— Request —
Retype all of the data exactly as given.

— Begin Data for the task —

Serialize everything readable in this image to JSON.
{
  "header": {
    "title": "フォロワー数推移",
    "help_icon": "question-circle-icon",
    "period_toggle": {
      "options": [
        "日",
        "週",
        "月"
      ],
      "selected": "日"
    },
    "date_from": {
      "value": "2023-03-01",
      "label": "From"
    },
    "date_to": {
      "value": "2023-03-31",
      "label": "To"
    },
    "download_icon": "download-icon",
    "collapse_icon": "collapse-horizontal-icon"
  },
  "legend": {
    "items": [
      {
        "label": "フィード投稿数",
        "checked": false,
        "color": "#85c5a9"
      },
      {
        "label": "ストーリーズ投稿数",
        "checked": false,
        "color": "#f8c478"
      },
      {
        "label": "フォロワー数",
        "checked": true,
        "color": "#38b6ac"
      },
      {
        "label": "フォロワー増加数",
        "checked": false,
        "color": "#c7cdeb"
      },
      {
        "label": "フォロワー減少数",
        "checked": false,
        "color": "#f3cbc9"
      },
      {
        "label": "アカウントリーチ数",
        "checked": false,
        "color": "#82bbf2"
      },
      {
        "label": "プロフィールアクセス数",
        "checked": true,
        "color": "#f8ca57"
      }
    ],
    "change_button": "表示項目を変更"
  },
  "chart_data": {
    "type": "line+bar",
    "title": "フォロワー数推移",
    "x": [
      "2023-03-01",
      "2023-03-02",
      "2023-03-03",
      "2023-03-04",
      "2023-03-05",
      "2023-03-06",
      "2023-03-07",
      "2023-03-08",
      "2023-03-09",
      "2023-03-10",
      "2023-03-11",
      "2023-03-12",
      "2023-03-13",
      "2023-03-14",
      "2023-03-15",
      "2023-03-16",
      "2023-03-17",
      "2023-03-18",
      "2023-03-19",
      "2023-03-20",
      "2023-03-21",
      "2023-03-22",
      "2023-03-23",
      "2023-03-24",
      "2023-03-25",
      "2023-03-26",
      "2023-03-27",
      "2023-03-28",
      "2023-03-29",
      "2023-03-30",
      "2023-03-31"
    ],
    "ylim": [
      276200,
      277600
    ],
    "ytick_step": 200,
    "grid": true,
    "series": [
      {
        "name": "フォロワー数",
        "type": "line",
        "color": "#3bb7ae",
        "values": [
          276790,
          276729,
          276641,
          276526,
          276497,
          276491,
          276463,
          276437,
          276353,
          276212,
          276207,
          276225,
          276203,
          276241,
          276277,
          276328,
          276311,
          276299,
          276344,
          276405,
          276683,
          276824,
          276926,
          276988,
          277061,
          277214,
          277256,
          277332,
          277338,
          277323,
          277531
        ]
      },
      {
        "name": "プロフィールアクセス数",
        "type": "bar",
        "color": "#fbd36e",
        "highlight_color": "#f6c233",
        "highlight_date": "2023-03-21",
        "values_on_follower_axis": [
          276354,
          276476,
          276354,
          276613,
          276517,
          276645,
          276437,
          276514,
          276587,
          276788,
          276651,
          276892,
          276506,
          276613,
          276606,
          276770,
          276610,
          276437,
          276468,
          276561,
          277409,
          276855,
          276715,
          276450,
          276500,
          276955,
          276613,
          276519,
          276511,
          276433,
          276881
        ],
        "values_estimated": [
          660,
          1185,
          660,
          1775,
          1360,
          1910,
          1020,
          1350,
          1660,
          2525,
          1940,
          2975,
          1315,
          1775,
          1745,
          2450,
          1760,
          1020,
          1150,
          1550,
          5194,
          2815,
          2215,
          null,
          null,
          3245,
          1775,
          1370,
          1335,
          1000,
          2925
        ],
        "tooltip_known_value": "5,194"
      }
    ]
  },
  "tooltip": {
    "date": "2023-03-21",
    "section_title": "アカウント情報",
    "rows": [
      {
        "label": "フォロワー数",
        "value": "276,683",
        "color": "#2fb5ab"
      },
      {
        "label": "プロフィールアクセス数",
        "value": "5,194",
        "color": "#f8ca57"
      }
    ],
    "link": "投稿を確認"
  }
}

— End Data for the task —

— Solution —
Serialize everything readable in this image to JSON.
{
  "header": {
    "title": "フォロワー数推移",
    "help_icon": "question-circle-icon",
    "period_toggle": {
      "options": [
        "日",
        "週",
        "月"
      ],
      "selected": "日"
    },
    "date_from": {
      "value": "2023-03-01",
      "label": "From"
    },
    "date_to": {
      "value": "2023-03-31",
      "label": "To"
    },
    "download_icon": "download-icon",
    "collapse_icon": "collapse-horizontal-icon"
  },
  "legend": {
    "items": [
      {
        "label": "フィード投稿数",
        "checked": false,
        "color": "#85c5a9"
      },
      {
        "label": "ストーリーズ投稿数",
        "checked": false,
        "color": "#f8c478"
      },
      {
        "label": "フォロワー数",
        "checked": true,
        "color": "#38b6ac"
      },
      {
        "label": "フォロワー増加数",
        "checked": false,
        "color": "#c7cdeb"
      },
      {
        "label": "フォロワー減少数",
        "checked": false,
        "color": "#f3cbc9"
      },
      {
        "label": "アカウントリーチ数",
        "checked": false,
        "color": "#82bbf2"
      },
      {
        "label": "プロフィールアクセス数",
        "checked": true,
        "color": "#f8ca57"
      }
    ],
    "change_button": "表示項目を変更"
  },
  "chart_data": {
    "type": "line+bar",
    "title": "フォロワー数推移",
    "x": [
      "2023-03-01",
      "2023-03-02",
      "2023-03-03",
      "2023-03-04",
      "2023-03-05",
      "2023-03-06",
      "2023-03-07",
      "2023-03-08",
      "2023-03-09",
      "2023-03-10",
      "2023-03-11",
      "2023-03-12",
      "2023-03-13",
      "2023-03-14",
      "2023-03-15",
      "2023-03-16",
      "2023-03-17",
      "2023-03-18",
      "2023-03-19",
      "2023-03-20",
      "2023-03-21",
      "2023-03-22",
      "2023-03-23",
      "2023-03-24",
      "2023-03-25",
      "2023-03-26",
      "2023-03-27",
      "2023-03-28",
      "2023-03-29",
      "2023-03-30",
      "2023-03-31"
    ],
    "ylim": [
      276200,
      277600
    ],
    "ytick_step": 200,
    "grid": true,
    "series": [
      {
        "name": "フォロワー数",
        "type": "line",
        "color": "#3bb7ae",
        "values": [
          276790,
          276729,
          276641,
          276526,
          276497,
          276491,
          276463,
          276437,
          276353,
          276212,
          276207,
          276225,
          276203,
          276241,
          276277,
          276328,
          276311,
          276299,
          276344,
          276405,
          276683,
          276824,
          276926,
          276988,
          277061,
          277214,
          277256,
          277332,
          277338,
          277323,
          277531
        ]
      },
      {
        "name": "プロフィールアクセス数",
        "type": "bar",
        "color": "#fbd36e",
        "highlight_color": "#f6c233",
        "highlight_date": "2023-03-21",
        "values_on_follower_axis": [
          276354,
          276476,
          276354,
          276613,
          276517,
          276645,
          276437,
          276514,
          276587,
          276788,
          276651,
          276892,
          276506,
          276613,
          276606,
          276770,
          276610,
          276437,
          276468,
          276561,
          277409,
          276855,
          276715,
          276450,
          276500,
          276955,
          276613,
          276519,
          276511,
          276433,
          276881
        ],
        "values_estimated": [
          660,
          1185,
          660,
          1775,
          1360,
          1910,
          1020,
          1350,
          1660,
          2525,
          1940,
          2975,
          1315,
          1775,
          1745,
          2450,
          1760,
          1020,
          1150,
          1550,
          5194,
          2815,
          2215,
          null,
          null,
          3245,
          1775,
          1370,
          1335,
          1000,
          2925
        ],
        "tooltip_known_value": "5,194"
      }
    ]
  },
  "tooltip": {
    "date": "2023-03-21",
    "section_title": "アカウント情報",
    "rows": [
      {
        "label": "フォロワー数",
        "value": "276,683",
        "color": "#2fb5ab"
      },
      {
        "label": "プロフィールアクセス数",
        "value": "5,194",
        "color": "#f8ca57"
      }
    ],
    "link": "投稿を確認"
  }
}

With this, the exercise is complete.